## EXERCISE OBJECTIVE
Your task is to filter the data below down to the lines holding "ffffff".

## Figure record extracts
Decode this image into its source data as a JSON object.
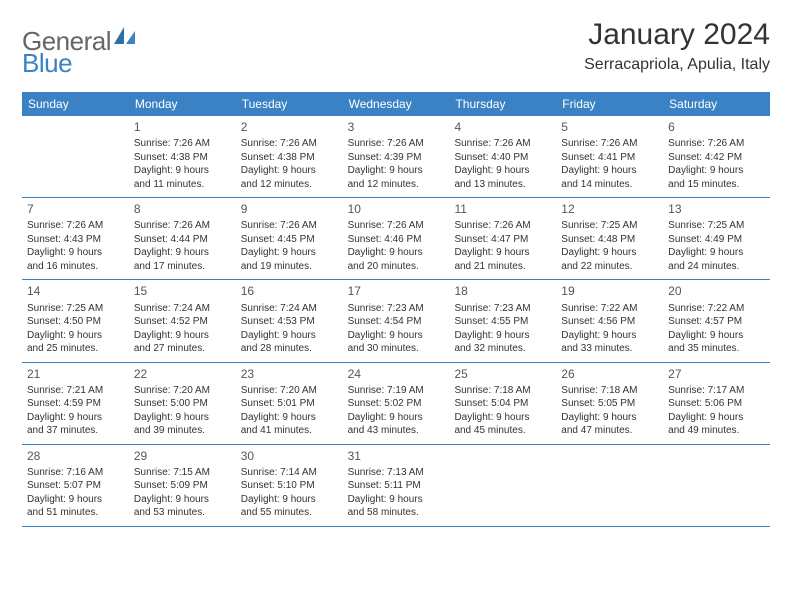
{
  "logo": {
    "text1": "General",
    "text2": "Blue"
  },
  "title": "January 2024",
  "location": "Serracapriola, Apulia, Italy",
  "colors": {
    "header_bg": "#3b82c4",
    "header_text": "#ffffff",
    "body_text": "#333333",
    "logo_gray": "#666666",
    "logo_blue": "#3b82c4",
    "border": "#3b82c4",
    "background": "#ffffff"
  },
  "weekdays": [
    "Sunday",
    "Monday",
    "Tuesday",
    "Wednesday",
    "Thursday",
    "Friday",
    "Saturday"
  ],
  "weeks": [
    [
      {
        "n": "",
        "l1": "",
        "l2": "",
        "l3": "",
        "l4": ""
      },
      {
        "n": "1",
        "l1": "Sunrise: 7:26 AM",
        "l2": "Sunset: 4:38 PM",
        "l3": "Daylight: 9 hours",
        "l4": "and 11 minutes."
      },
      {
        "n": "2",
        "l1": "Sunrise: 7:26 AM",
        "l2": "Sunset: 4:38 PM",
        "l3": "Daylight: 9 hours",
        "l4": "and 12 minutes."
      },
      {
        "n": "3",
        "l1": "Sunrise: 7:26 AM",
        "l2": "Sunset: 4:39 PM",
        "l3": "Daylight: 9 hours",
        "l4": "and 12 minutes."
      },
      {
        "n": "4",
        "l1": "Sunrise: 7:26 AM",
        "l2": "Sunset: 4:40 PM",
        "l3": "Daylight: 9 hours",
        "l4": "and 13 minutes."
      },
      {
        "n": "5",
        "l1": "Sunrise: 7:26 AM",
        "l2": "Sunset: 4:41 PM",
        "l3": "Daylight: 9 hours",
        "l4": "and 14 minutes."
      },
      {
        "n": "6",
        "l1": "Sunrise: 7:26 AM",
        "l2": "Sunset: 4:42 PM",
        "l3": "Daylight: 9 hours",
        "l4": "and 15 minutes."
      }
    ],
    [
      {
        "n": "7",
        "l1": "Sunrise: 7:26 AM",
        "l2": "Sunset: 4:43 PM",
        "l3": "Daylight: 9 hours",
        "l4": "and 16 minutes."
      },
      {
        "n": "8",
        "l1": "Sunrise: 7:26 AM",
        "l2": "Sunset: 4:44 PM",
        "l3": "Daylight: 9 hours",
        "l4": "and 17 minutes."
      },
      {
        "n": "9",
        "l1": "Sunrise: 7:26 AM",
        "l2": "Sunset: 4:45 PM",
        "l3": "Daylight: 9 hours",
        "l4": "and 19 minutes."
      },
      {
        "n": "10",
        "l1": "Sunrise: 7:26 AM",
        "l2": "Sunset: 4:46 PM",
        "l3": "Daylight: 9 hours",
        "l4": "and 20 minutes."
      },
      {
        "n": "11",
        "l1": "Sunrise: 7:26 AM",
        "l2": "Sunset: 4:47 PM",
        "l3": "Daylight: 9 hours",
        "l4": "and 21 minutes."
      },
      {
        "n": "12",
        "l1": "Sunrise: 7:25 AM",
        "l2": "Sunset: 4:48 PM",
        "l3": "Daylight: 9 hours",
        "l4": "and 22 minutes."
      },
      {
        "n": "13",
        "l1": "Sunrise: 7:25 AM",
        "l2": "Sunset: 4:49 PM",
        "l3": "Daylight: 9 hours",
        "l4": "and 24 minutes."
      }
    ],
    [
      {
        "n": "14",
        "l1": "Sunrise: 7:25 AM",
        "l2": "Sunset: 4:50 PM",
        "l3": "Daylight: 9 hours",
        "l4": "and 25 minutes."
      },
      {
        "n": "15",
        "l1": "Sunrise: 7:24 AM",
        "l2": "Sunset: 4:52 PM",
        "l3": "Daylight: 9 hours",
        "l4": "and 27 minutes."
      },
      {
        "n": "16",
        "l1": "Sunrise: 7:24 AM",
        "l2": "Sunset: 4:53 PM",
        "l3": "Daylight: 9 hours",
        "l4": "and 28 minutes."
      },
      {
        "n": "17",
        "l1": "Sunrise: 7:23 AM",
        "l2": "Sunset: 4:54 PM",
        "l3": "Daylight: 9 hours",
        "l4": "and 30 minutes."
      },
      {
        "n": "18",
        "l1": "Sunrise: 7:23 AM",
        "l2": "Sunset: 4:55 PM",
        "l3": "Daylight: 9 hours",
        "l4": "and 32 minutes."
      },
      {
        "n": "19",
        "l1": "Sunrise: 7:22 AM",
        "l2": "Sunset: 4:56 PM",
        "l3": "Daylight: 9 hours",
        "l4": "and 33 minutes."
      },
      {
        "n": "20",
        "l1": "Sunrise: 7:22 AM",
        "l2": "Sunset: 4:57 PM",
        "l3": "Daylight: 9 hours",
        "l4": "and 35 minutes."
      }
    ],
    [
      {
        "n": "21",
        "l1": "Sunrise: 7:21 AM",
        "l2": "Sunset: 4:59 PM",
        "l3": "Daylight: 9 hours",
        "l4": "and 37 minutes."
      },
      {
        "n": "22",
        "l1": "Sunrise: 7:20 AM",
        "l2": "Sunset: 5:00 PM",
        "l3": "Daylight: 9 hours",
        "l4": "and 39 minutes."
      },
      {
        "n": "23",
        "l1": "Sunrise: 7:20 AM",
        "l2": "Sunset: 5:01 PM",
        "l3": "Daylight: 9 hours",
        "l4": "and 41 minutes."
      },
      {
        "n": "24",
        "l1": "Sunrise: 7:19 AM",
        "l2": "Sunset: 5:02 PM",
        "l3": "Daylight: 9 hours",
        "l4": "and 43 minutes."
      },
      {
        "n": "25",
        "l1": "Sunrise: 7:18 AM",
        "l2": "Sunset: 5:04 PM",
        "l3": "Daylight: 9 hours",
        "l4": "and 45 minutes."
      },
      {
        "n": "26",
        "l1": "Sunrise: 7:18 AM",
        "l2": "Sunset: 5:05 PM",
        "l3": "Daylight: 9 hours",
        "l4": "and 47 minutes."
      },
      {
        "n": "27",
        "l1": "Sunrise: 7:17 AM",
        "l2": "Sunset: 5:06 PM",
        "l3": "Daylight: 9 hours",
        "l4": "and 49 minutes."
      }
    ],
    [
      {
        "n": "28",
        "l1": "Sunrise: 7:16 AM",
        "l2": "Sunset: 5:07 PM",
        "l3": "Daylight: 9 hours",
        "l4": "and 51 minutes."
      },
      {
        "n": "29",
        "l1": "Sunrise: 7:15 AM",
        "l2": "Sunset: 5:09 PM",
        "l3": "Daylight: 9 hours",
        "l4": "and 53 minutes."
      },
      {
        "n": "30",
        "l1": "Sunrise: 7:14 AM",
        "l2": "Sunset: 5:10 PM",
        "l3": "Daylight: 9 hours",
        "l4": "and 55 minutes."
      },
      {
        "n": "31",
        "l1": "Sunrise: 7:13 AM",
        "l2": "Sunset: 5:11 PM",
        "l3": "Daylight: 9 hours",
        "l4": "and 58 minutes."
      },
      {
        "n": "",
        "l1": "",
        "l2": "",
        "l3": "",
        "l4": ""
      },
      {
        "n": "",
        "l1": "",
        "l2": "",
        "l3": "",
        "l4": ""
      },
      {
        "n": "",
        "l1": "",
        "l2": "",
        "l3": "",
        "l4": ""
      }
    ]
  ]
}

---

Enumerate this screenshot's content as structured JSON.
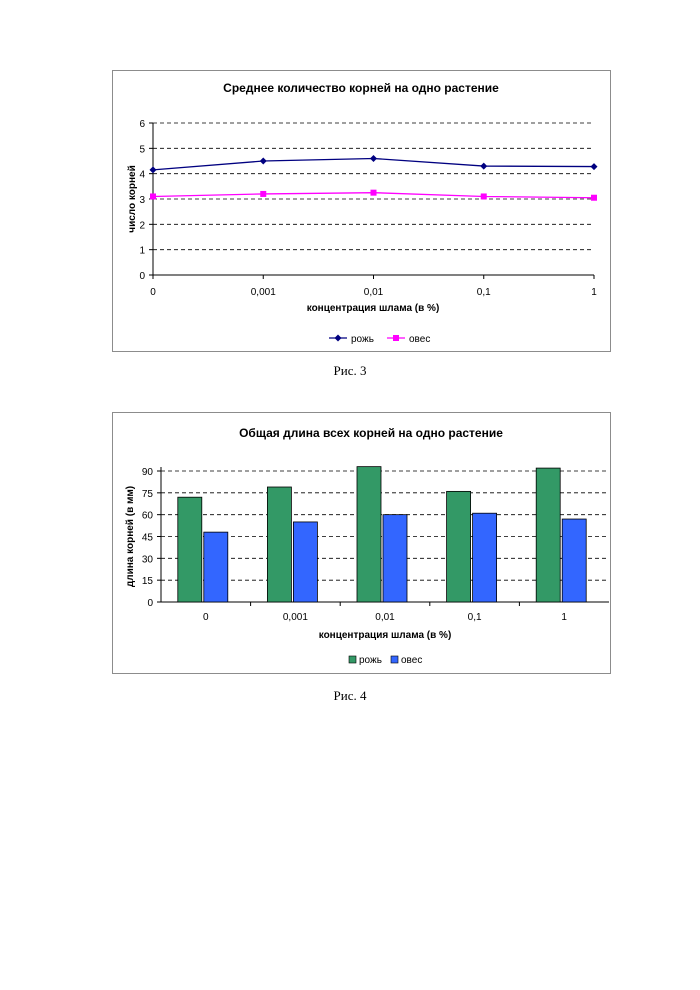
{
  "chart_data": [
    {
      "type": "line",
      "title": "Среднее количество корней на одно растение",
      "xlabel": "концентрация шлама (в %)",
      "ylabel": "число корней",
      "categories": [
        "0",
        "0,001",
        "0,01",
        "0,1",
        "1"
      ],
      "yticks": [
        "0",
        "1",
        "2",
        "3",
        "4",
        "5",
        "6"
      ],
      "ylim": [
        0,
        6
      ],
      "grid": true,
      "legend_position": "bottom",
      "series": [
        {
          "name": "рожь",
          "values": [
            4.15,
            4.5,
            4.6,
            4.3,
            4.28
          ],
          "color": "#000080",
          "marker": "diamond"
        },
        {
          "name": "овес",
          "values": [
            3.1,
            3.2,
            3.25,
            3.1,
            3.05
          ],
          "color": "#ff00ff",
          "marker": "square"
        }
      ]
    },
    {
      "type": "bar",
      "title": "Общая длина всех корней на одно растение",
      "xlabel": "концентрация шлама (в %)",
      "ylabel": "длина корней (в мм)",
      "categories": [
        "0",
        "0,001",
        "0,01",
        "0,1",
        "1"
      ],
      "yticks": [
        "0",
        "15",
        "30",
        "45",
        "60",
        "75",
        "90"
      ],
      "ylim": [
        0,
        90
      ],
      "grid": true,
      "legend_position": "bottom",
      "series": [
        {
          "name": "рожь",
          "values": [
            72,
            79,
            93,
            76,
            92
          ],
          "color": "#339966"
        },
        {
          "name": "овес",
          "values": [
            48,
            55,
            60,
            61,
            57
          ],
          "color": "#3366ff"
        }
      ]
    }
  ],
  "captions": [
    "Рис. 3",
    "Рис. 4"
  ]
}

## TASK RESULT
    "header_text": "#ffffff",
    "background": "#ffffff"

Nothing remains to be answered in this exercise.